>>>

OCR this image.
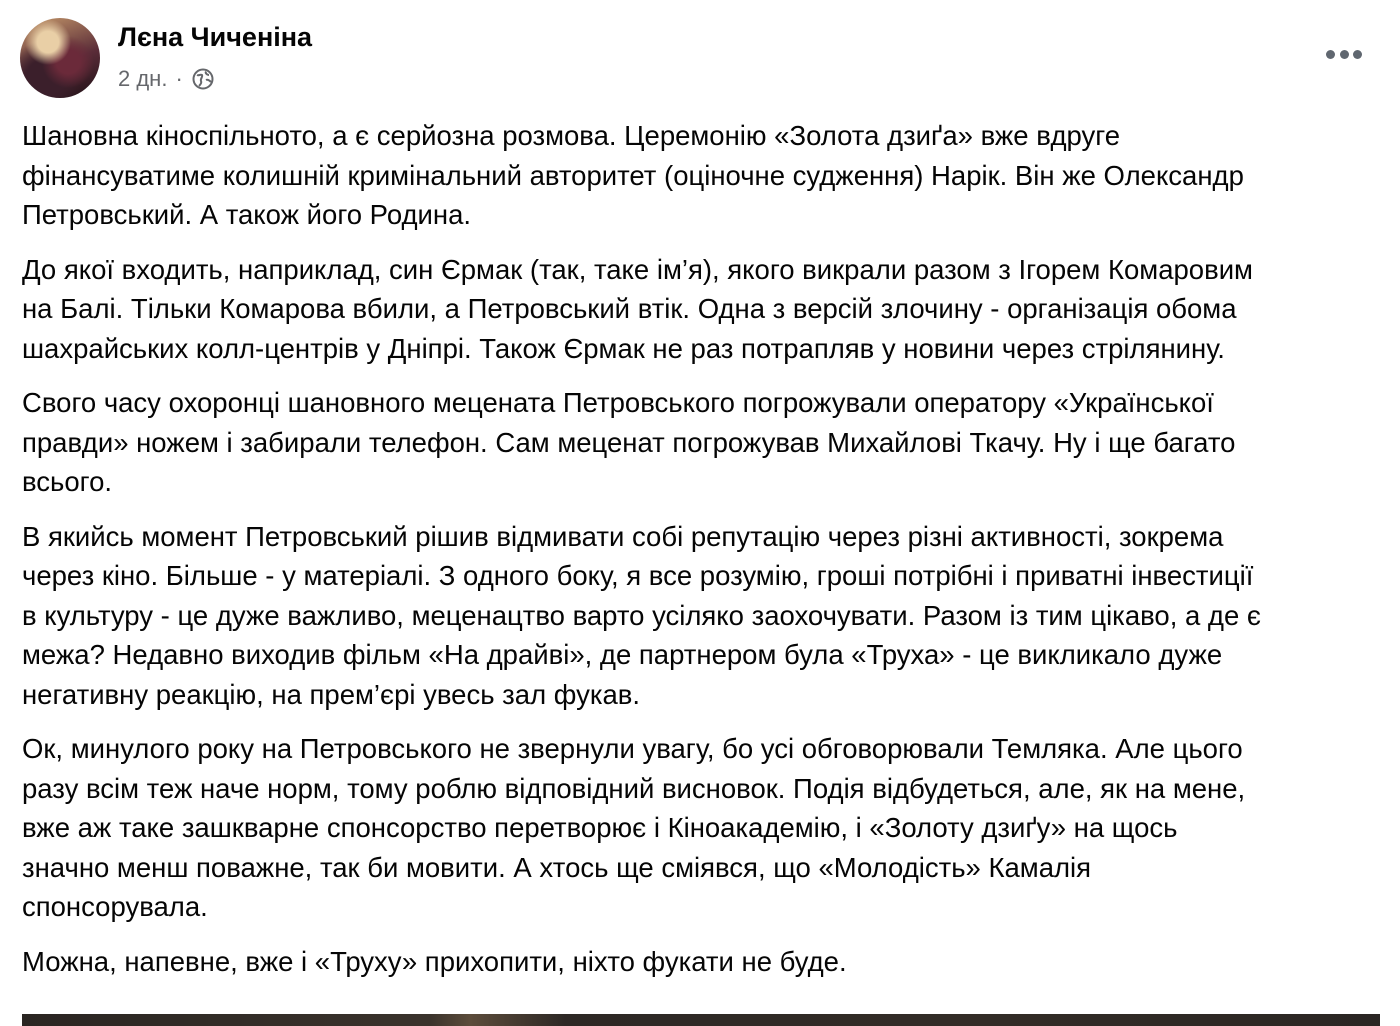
Лєна Чиченіна
2 дн. ·

Шановна кіноспільното, а є серйозна розмова. Церемонію «Золота дзиґа» вже вдруге
фінансуватиме колишній кримінальний авторитет (оціночне судження) Нарік. Він же Олександр
Петровський. А також його Родина.

До якої входить, наприклад, син Єрмак (так, таке ім’я), якого викрали разом з Ігорем Комаровим
на Балі. Тільки Комарова вбили, а Петровський втік. Одна з версій злочину - організація обома
шахрайських колл-центрів у Дніпрі. Також Єрмак не раз потрапляв у новини через стрілянину.

Свого часу охоронці шановного мецената Петровського погрожували оператору «Української
правди» ножем і забирали телефон. Сам меценат погрожував Михайлові Ткачу. Ну і ще багато
всього.

В якийсь момент Петровський рішив відмивати собі репутацію через різні активності, зокрема
через кіно. Більше - у матеріалі. З одного боку, я все розумію, гроші потрібні і приватні інвестиції
в культуру - це дуже важливо, меценацтво варто усіляко заохочувати. Разом із тим цікаво, а де є
межа? Недавно виходив фільм «На драйві», де партнером була «Труха» - це викликало дуже
негативну реакцію, на прем’єрі увесь зал фукав.

Ок, минулого року на Петровського не звернули увагу, бо усі обговорювали Темляка. Але цього
разу всім теж наче норм, тому роблю відповідний висновок. Подія відбудеться, але, як на мене,
вже аж таке зашкварне спонсорство перетворює і Кіноакадемію, і «Золоту дзиґу» на щось
значно менш поважне, так би мовити. А хтось ще сміявся, що «Молодість» Камалія
спонсорувала.

Можна, напевне, вже і «Труху» прихопити, ніхто фукати не буде.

<<<

Count the lines of the data that contain the string "Петровського", and reply with that number alone.

_Expected answer_
2